Page extract:

In the Arbitrator's view even if the grievance had succeeded on the first head relating to the falsification of documents, the second ground of discharge is also justified on the evidence before me. The evidence adduced by the Company discloses that over the entire period of his employment the evaluations of Mr. Stevens for initiative, dependability, attitude and timekeeping fell well below the standard of other apprentices, and what could fairly be expected of an employee in his circumstances. It is not disputed that Mr. Stevens has the intelligence and ability to perform well as an Electrical Apprentice. However, when the aspect of ability is disregarded, the other heads of performance left him in a position where he did not meet the expected performance rating more than sixteen percent of the time. Other Electrical Apprentices similarly situated scored at rates of ninety-five percent, seventy-five percent, seventy-one percent and fifty-so percent when assessed by the same standard.

The language of Rule 31.8 of the collective agreement was considered by Arbitrator Weatherill in an award between the Company and the Canadian Council of Railway Shopcraft Employees and Allied Workers dated March 6, 1984. At page five of that award the arbitrator made the following observation:

Whether or not the grievor's conduct might have subjected him to some discipline in the past, no discipline in the past, no discipline was imposed, and any past "misconduct" certainly does not appear to have been such as to make discipline compelling. This is not a case in which "just cause" need be shown, in the usual sense. To the extent that progressive discipline" should be looked for as justification for such a drastic "penalty" of discharge, it is to be found, in the circumstances of the instant case (where the termination of the grievor's employment is not a "penalty" in the disciplinary sense), in the series of Apprentice Shop Reports which were discussed with the grievor in the hope that he would realize the necessity of Improvement in his performance.

The grievor did not, from the material before me, continue to display the desire and aptitude to learn his trade and so was not to be retained as an apprentice. In terminating the grievor's employment, the company properly gave effect to the provisions of article 31.8 of the collective agreement.

Study questions:
**a.** Name the areas, apart from ability, in which the arbitration excerpt says Mr. Stevens's evaluations fell well below the standard of other apprentices.
**b.** Why does the arbitration excerpt consider the second ground of discharge justified on the evidence? Answer in one to three sentences.
**c.** Extend the arbitration excerpt from the point where it stops.

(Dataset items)
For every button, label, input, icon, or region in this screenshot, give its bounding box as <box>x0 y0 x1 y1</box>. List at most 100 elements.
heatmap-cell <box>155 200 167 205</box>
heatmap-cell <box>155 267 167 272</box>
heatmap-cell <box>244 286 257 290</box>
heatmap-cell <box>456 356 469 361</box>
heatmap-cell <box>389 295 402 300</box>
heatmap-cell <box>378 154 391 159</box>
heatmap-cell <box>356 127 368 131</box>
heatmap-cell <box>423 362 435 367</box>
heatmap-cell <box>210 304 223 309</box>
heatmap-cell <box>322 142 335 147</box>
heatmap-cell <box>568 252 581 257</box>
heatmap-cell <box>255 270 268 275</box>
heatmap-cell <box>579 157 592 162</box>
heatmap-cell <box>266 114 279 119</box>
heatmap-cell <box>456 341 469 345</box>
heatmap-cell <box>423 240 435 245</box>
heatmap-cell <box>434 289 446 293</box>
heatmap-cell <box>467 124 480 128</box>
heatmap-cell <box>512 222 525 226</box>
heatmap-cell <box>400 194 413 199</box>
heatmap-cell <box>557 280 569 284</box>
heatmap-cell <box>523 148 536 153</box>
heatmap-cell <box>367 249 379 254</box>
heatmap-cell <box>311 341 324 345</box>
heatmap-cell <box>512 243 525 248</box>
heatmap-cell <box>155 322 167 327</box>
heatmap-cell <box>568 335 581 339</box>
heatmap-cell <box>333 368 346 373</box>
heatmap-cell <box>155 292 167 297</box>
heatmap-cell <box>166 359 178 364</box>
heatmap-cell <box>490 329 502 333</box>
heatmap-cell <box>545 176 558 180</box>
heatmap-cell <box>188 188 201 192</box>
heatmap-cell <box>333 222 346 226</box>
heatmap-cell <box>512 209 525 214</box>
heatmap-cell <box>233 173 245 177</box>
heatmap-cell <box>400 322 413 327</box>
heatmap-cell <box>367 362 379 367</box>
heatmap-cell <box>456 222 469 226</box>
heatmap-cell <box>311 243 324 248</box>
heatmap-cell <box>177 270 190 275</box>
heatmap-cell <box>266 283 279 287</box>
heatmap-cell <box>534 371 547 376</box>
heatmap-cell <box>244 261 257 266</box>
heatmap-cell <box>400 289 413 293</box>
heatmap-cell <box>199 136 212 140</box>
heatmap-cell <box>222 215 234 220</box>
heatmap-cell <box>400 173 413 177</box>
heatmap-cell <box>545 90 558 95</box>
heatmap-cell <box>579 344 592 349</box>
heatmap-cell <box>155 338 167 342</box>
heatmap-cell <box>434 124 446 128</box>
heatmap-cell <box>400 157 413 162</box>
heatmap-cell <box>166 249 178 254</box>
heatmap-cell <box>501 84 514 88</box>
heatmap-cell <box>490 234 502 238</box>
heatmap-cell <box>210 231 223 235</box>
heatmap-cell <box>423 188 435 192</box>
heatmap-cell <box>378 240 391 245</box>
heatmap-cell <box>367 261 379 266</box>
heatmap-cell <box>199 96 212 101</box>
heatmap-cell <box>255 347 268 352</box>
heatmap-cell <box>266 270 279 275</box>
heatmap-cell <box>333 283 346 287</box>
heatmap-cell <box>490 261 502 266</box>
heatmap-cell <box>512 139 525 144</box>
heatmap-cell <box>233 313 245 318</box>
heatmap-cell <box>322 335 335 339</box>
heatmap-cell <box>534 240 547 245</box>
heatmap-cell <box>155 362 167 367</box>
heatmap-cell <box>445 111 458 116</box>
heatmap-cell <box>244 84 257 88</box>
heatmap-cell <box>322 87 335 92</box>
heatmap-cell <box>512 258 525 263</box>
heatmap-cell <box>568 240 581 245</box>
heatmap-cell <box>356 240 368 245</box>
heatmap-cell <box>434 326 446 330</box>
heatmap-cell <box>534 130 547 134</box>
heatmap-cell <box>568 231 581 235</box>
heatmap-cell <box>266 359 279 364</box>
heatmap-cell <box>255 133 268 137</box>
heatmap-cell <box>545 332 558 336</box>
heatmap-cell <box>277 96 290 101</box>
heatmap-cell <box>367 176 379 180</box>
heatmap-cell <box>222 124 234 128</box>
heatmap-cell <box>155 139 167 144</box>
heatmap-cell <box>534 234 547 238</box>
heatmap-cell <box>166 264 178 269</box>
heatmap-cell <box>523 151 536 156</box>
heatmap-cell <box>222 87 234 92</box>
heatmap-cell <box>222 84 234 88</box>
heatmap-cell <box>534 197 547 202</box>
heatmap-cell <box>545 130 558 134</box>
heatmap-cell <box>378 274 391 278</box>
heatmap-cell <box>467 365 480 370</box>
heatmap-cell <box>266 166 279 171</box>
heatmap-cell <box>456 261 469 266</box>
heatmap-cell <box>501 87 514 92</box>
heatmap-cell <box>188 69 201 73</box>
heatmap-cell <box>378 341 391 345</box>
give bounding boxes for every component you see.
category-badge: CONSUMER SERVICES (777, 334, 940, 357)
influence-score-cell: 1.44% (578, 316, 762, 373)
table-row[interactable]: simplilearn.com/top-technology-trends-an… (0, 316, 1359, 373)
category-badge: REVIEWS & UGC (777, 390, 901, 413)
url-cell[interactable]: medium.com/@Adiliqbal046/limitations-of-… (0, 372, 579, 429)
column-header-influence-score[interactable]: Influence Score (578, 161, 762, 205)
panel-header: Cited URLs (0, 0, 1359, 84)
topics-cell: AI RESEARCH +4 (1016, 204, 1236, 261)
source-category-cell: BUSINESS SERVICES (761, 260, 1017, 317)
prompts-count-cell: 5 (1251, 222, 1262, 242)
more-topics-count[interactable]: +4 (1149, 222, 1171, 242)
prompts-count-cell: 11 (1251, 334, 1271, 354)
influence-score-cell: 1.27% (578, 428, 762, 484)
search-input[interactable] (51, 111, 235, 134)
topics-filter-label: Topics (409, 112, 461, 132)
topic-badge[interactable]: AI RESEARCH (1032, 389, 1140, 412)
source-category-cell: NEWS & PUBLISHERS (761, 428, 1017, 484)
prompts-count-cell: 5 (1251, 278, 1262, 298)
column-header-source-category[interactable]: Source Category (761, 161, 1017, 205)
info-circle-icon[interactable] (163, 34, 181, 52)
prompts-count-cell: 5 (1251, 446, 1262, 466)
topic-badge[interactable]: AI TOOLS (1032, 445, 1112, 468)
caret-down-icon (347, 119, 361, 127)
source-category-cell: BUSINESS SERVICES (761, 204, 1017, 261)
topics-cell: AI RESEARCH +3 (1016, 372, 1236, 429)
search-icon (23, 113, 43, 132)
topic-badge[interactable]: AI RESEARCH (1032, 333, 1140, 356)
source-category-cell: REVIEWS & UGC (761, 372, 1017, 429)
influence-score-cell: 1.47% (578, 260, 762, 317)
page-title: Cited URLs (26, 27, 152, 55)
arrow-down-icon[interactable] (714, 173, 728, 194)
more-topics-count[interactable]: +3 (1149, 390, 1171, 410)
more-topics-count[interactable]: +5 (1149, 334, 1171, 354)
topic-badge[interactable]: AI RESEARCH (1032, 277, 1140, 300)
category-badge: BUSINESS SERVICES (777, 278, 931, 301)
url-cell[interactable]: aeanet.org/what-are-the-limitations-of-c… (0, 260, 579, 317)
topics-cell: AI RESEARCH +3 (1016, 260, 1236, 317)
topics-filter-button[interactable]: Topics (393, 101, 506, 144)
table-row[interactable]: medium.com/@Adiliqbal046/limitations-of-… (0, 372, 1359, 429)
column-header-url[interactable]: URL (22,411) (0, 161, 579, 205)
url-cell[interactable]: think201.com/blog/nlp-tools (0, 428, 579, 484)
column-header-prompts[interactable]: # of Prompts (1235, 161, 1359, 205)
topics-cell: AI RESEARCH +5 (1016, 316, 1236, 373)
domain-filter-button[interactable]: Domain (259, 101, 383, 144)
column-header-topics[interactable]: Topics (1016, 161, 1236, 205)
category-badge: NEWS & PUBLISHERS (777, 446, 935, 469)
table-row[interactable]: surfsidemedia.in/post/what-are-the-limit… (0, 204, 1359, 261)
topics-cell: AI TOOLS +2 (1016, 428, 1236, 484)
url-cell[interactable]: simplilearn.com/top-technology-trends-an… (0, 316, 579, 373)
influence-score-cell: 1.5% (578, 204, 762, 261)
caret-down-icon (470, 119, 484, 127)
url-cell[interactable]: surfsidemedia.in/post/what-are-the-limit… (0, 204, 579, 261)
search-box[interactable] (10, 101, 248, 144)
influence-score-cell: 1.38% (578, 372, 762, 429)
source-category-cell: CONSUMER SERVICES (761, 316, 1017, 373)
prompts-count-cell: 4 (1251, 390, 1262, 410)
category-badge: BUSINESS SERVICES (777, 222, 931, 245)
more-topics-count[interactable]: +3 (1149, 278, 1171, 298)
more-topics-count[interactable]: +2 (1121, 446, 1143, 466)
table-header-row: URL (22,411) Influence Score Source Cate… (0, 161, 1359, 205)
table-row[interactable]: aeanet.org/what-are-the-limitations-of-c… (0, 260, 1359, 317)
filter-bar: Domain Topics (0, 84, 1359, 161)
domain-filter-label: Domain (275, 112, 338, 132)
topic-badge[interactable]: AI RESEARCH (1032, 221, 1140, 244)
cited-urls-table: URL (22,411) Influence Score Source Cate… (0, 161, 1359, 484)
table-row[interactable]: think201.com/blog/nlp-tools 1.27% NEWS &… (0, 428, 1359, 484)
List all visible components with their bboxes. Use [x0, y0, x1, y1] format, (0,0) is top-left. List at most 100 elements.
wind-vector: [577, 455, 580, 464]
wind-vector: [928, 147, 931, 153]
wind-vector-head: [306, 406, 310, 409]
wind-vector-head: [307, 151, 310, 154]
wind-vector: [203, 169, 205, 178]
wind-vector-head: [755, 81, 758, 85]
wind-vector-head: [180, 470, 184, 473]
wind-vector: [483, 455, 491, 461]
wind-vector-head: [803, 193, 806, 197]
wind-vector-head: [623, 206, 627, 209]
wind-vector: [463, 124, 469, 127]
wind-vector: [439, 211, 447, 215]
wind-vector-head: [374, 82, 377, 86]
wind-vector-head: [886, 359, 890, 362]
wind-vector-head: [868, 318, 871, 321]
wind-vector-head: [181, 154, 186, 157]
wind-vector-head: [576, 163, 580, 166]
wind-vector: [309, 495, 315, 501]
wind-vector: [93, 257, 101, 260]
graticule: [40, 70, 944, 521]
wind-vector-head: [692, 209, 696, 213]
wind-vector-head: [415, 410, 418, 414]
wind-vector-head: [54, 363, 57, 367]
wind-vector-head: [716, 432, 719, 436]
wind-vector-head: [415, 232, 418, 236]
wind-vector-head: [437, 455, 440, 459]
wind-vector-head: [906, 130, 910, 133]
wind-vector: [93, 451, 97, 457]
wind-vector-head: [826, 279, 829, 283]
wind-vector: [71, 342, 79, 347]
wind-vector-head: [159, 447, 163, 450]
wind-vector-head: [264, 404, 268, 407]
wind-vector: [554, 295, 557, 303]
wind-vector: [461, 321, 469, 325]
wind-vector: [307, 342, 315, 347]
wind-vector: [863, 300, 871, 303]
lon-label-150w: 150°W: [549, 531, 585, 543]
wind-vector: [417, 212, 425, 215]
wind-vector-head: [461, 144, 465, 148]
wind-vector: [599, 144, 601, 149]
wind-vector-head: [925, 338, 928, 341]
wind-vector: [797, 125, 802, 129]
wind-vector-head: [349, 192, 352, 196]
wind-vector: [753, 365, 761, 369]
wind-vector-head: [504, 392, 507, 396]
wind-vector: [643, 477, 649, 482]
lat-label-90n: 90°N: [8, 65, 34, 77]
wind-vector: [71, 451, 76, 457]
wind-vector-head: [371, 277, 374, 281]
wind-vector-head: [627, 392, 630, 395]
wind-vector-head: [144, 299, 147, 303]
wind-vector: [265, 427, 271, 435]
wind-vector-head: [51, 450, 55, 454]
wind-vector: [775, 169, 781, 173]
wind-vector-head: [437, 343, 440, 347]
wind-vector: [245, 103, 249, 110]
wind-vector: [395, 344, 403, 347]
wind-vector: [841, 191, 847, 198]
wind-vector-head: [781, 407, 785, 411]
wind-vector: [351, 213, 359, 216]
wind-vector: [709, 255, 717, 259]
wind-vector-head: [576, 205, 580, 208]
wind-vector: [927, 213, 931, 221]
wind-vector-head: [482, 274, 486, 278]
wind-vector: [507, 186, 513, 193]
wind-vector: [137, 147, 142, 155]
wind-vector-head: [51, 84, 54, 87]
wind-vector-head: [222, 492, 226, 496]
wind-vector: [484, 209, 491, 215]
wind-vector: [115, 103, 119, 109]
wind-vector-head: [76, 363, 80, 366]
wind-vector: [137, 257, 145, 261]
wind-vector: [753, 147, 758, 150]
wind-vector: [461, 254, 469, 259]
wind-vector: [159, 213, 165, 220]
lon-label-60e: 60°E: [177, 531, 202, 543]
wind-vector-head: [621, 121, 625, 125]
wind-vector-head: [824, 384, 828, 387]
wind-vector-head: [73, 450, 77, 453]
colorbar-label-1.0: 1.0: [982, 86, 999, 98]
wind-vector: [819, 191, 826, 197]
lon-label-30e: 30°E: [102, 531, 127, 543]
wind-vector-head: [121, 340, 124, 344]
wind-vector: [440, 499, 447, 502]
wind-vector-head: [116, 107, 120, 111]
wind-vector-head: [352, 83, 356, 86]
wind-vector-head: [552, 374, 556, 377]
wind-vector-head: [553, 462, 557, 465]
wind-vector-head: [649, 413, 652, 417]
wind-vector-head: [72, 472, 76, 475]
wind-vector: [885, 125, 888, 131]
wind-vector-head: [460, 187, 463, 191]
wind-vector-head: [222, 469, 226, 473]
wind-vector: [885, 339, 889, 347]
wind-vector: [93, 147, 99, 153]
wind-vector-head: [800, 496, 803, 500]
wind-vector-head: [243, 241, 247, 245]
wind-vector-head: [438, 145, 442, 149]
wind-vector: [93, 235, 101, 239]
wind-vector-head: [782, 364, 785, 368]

Answers for this exercise:
**a.** Initiative, dependability, attitude, timekeeping

**b.** The Company's evidence showed that, throughout his employment, Mr. Stevens's evaluations for initiative, dependability, attitude and timekeeping fell well below the standard of other apprentices and below what could fairly be expected of him. With ability set aside, he did not meet the expected performance rating more than sixteen percent of the time, while similarly situated Electrical Apprentices assessed by the same standard scored far higher.

**c.**
The foregoing passage indicates that Rule 38.1 of the collective agreement is not conceived as a purely disciplinary provision, but rather one which reserves to the Company the discretion to assess, on an ongoing basis, whether an apprentice continues to demonstrate the desire and aptitude to learn that justify his or her being retained. The Arbitrator cannot accept the submission of counsel for the Grievor that Rule 31.8 relates only to an employee's technical knowledge, skill and ability. In my view the broader concepts of "desire and aptitude to learn" must also be interpreted in light of such other attributes as reliability in attendance, the abilIty to accept and carry out directions in a team work setting, personal integrity, and, to some extent, the ability to work satisfactorily with other employees. The material reviewed above discloses that Mr. Stevens did not meet acceptable standards under these heads of performance. It is obviously a matter of critical concern to an employer when an apprentice demonstrates a chronic inability to correct bad timekeeping habits even after adjustments are made in his or her scheduling to assist with personal problems, or raises antagonism in other employees to the point that they refuse to work with the apprentice. That is the unfortunate situation which eventually obtained in the case of Mr. Stevens. In the circumstances the Arbitrator cannot find that the Company did not have grounds to conclude, as it did, that he did not sufficiently display the desire and aptitude to learn the trade, thereby justifying his removal from service as an apprentice under the terms of Rule 31.8 of the collective agreement. On this separate ground, therefore, I find that the Company was justified in terminating the services of Mr. Stevens effective March 11, 1987.

For all of the foregoing reasons the grievance must be dismissed.

DATED at Toronto this 8th day of June, 1990.